◆ Exercise task: Without including any pictures, copy each entry below exactly.

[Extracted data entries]
--- START ---

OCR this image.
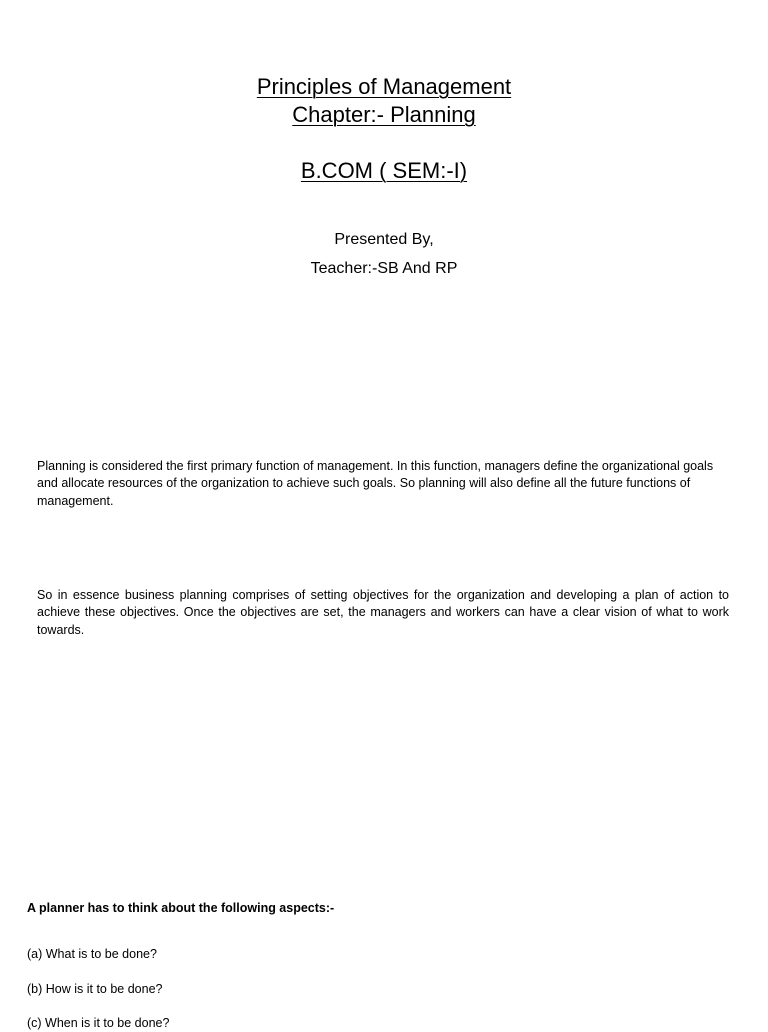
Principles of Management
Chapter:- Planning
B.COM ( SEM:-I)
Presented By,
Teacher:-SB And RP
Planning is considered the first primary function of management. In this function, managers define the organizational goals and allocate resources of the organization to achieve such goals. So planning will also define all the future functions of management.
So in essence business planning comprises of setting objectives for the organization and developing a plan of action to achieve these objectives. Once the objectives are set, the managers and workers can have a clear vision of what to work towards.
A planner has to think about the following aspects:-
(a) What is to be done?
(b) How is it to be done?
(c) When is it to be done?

--- END ---

◆ Result below:
OCR this image.
Principles of Management
Chapter:- Planning
B.COM ( SEM:-I)
Presented By,
Teacher:-SB And RP
Planning is considered the first primary function of management. In this function, managers define the organizational goals and allocate resources of the organization to achieve such goals. So planning will also define all the future functions of management.
So in essence business planning comprises of setting objectives for the organization and developing a plan of action to achieve these objectives. Once the objectives are set, the managers and workers can have a clear vision of what to work towards.
A planner has to think about the following aspects:-
(a) What is to be done?
(b) How is it to be done?
(c) When is it to be done?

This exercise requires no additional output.